Figure record listings:
────────

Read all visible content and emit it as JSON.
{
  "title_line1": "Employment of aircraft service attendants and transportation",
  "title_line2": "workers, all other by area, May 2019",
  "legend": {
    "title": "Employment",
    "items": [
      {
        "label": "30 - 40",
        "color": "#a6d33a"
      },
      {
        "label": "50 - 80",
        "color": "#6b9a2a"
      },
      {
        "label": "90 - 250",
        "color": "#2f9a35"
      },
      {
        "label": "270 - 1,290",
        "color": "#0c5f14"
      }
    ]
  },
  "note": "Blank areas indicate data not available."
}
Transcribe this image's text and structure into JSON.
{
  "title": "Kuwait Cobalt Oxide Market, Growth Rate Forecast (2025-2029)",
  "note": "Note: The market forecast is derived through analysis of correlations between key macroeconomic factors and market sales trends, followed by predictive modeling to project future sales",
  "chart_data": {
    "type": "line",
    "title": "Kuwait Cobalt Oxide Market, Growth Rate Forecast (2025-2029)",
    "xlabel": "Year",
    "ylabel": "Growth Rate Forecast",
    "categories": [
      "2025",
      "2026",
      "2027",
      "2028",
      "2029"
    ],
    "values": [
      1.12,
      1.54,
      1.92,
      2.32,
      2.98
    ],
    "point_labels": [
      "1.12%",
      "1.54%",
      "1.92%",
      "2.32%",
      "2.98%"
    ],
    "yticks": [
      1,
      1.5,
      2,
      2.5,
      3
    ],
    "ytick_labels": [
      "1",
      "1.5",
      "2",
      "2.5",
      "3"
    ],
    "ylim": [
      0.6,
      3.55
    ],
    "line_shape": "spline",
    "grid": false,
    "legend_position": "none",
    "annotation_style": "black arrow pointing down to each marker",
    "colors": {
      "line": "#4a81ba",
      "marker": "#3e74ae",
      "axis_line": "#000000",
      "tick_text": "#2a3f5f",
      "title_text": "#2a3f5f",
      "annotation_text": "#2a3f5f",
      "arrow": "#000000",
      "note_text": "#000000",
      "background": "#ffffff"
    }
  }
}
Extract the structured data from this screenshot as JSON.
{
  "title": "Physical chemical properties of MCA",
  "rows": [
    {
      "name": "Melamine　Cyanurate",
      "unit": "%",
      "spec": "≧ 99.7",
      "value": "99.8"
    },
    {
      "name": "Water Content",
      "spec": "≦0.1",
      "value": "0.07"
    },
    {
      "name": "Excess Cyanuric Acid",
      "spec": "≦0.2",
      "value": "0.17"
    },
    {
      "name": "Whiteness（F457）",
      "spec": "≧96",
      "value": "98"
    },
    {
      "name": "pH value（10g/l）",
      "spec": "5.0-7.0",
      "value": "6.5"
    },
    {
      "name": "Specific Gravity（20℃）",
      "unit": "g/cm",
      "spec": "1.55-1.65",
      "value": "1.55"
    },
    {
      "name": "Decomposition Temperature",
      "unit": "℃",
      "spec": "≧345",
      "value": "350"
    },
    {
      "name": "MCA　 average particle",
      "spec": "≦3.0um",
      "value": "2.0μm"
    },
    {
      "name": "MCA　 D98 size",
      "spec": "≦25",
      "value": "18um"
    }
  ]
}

────────

TASK STATEMENT
Using the data above, copy each line that contains "Oxide".

SOLUTION TO THIS PROBLEM
  "title": "Kuwait Cobalt Oxide Market, Growth Rate Forecast (2025-2029)",
    "title": "Kuwait Cobalt Oxide Market, Growth Rate Forecast (2025-2029)",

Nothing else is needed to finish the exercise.